- PROMPT: Your task is to transcribe the data in full.

- RECORDS FOR THIS TASK:
[BEGIN]

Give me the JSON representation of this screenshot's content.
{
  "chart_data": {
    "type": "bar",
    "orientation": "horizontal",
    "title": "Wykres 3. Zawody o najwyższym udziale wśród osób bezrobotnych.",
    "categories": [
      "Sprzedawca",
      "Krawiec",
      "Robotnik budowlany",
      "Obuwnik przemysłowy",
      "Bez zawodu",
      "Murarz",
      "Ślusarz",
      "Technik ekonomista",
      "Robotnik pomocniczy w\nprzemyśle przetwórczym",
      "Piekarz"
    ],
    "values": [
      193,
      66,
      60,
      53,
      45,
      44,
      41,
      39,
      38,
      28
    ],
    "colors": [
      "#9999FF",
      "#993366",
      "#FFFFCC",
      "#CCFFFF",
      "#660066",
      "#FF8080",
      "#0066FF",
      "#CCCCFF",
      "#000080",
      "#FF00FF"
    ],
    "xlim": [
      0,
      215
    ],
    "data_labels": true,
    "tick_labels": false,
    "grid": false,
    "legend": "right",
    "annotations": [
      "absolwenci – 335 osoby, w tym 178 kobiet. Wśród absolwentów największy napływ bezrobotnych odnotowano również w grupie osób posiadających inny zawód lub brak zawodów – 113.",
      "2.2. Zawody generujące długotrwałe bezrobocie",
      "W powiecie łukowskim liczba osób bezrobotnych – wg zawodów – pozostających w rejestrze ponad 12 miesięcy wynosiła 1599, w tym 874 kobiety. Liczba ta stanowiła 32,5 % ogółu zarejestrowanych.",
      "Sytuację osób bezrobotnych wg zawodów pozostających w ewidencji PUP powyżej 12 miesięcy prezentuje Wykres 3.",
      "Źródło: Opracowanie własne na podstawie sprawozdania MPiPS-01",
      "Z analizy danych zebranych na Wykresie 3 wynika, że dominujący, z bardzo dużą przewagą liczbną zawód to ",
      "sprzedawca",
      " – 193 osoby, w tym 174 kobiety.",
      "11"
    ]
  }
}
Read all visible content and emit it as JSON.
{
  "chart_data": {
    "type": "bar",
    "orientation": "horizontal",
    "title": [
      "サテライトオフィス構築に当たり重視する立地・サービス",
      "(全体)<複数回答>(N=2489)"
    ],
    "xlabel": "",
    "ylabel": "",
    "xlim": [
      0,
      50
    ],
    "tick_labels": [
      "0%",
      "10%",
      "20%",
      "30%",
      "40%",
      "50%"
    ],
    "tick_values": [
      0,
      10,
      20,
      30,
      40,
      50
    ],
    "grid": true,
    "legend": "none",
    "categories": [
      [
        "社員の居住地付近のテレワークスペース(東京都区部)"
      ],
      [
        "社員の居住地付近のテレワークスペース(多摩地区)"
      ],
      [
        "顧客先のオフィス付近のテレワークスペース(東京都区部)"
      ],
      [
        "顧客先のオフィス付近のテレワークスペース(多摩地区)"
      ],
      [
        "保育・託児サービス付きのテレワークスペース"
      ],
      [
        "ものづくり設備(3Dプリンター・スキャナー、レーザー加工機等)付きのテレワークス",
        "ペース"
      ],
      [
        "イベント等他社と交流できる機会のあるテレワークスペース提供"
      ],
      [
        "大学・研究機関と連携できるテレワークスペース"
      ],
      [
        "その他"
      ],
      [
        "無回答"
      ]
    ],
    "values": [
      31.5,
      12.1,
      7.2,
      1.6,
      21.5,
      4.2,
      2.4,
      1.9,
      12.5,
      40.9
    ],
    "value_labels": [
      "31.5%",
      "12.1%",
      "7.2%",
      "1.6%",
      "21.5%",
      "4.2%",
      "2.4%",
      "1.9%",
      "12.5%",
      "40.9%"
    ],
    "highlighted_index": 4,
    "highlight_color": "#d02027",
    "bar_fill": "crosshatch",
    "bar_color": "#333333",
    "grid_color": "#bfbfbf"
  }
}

[END]

- CORRECT RESULT:
Give me the JSON representation of this screenshot's content.
{
  "chart_data": {
    "type": "bar",
    "orientation": "horizontal",
    "title": "Wykres 3. Zawody o najwyższym udziale wśród osób bezrobotnych.",
    "categories": [
      "Sprzedawca",
      "Krawiec",
      "Robotnik budowlany",
      "Obuwnik przemysłowy",
      "Bez zawodu",
      "Murarz",
      "Ślusarz",
      "Technik ekonomista",
      "Robotnik pomocniczy w\nprzemyśle przetwórczym",
      "Piekarz"
    ],
    "values": [
      193,
      66,
      60,
      53,
      45,
      44,
      41,
      39,
      38,
      28
    ],
    "colors": [
      "#9999FF",
      "#993366",
      "#FFFFCC",
      "#CCFFFF",
      "#660066",
      "#FF8080",
      "#0066FF",
      "#CCCCFF",
      "#000080",
      "#FF00FF"
    ],
    "xlim": [
      0,
      215
    ],
    "data_labels": true,
    "tick_labels": false,
    "grid": false,
    "legend": "right",
    "annotations": [
      "absolwenci – 335 osoby, w tym 178 kobiet. Wśród absolwentów największy napływ bezrobotnych odnotowano również w grupie osób posiadających inny zawód lub brak zawodów – 113.",
      "2.2. Zawody generujące długotrwałe bezrobocie",
      "W powiecie łukowskim liczba osób bezrobotnych – wg zawodów – pozostających w rejestrze ponad 12 miesięcy wynosiła 1599, w tym 874 kobiety. Liczba ta stanowiła 32,5 % ogółu zarejestrowanych.",
      "Sytuację osób bezrobotnych wg zawodów pozostających w ewidencji PUP powyżej 12 miesięcy prezentuje Wykres 3.",
      "Źródło: Opracowanie własne na podstawie sprawozdania MPiPS-01",
      "Z analizy danych zebranych na Wykresie 3 wynika, że dominujący, z bardzo dużą przewagą liczbną zawód to ",
      "sprzedawca",
      " – 193 osoby, w tym 174 kobiety.",
      "11"
    ]
  }
}
Read all visible content and emit it as JSON.
{
  "chart_data": {
    "type": "bar",
    "orientation": "horizontal",
    "title": [
      "サテライトオフィス構築に当たり重視する立地・サービス",
      "(全体)<複数回答>(N=2489)"
    ],
    "xlabel": "",
    "ylabel": "",
    "xlim": [
      0,
      50
    ],
    "tick_labels": [
      "0%",
      "10%",
      "20%",
      "30%",
      "40%",
      "50%"
    ],
    "tick_values": [
      0,
      10,
      20,
      30,
      40,
      50
    ],
    "grid": true,
    "legend": "none",
    "categories": [
      [
        "社員の居住地付近のテレワークスペース(東京都区部)"
      ],
      [
        "社員の居住地付近のテレワークスペース(多摩地区)"
      ],
      [
        "顧客先のオフィス付近のテレワークスペース(東京都区部)"
      ],
      [
        "顧客先のオフィス付近のテレワークスペース(多摩地区)"
      ],
      [
        "保育・託児サービス付きのテレワークスペース"
      ],
      [
        "ものづくり設備(3Dプリンター・スキャナー、レーザー加工機等)付きのテレワークス",
        "ペース"
      ],
      [
        "イベント等他社と交流できる機会のあるテレワークスペース提供"
      ],
      [
        "大学・研究機関と連携できるテレワークスペース"
      ],
      [
        "その他"
      ],
      [
        "無回答"
      ]
    ],
    "values": [
      31.5,
      12.1,
      7.2,
      1.6,
      21.5,
      4.2,
      2.4,
      1.9,
      12.5,
      40.9
    ],
    "value_labels": [
      "31.5%",
      "12.1%",
      "7.2%",
      "1.6%",
      "21.5%",
      "4.2%",
      "2.4%",
      "1.9%",
      "12.5%",
      "40.9%"
    ],
    "highlighted_index": 4,
    "highlight_color": "#d02027",
    "bar_fill": "crosshatch",
    "bar_color": "#333333",
    "grid_color": "#bfbfbf"
  }
}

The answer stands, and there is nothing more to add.